WHAT YOU NEED TO DO
Write down every entry below once more, exactly.
----- RECORDS FOR THE EXERCISE
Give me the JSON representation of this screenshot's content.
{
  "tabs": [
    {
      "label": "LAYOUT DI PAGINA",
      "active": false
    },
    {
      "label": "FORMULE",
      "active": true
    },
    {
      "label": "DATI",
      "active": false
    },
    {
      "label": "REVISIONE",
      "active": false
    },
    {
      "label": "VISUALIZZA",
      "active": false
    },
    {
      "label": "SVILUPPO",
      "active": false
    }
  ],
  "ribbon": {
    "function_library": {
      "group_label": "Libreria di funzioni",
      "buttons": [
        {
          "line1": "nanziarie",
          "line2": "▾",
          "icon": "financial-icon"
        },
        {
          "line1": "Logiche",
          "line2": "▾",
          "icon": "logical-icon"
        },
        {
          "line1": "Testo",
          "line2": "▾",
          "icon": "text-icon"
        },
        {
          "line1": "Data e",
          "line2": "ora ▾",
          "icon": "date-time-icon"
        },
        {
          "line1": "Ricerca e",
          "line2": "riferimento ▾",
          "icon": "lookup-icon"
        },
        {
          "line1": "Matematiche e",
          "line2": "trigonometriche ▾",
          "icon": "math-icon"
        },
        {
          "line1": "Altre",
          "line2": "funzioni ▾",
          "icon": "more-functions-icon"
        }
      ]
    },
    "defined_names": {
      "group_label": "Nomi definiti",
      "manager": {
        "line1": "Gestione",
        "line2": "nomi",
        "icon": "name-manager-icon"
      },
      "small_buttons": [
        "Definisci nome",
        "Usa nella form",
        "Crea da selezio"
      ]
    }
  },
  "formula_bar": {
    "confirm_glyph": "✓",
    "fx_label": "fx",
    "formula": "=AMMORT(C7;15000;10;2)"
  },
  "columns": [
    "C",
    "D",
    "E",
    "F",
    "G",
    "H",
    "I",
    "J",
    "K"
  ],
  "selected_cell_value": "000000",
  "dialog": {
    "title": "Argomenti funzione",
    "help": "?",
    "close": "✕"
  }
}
----------
OUTPUT
Give me the JSON representation of this screenshot's content.
{
  "tabs": [
    {
      "label": "LAYOUT DI PAGINA",
      "active": false
    },
    {
      "label": "FORMULE",
      "active": true
    },
    {
      "label": "DATI",
      "active": false
    },
    {
      "label": "REVISIONE",
      "active": false
    },
    {
      "label": "VISUALIZZA",
      "active": false
    },
    {
      "label": "SVILUPPO",
      "active": false
    }
  ],
  "ribbon": {
    "function_library": {
      "group_label": "Libreria di funzioni",
      "buttons": [
        {
          "line1": "nanziarie",
          "line2": "▾",
          "icon": "financial-icon"
        },
        {
          "line1": "Logiche",
          "line2": "▾",
          "icon": "logical-icon"
        },
        {
          "line1": "Testo",
          "line2": "▾",
          "icon": "text-icon"
        },
        {
          "line1": "Data e",
          "line2": "ora ▾",
          "icon": "date-time-icon"
        },
        {
          "line1": "Ricerca e",
          "line2": "riferimento ▾",
          "icon": "lookup-icon"
        },
        {
          "line1": "Matematiche e",
          "line2": "trigonometriche ▾",
          "icon": "math-icon"
        },
        {
          "line1": "Altre",
          "line2": "funzioni ▾",
          "icon": "more-functions-icon"
        }
      ]
    },
    "defined_names": {
      "group_label": "Nomi definiti",
      "manager": {
        "line1": "Gestione",
        "line2": "nomi",
        "icon": "name-manager-icon"
      },
      "small_buttons": [
        "Definisci nome",
        "Usa nella form",
        "Crea da selezio"
      ]
    }
  },
  "formula_bar": {
    "confirm_glyph": "✓",
    "fx_label": "fx",
    "formula": "=AMMORT(C7;15000;10;2)"
  },
  "columns": [
    "C",
    "D",
    "E",
    "F",
    "G",
    "H",
    "I",
    "J",
    "K"
  ],
  "selected_cell_value": "000000",
  "dialog": {
    "title": "Argomenti funzione",
    "help": "?",
    "close": "✕"
  }
}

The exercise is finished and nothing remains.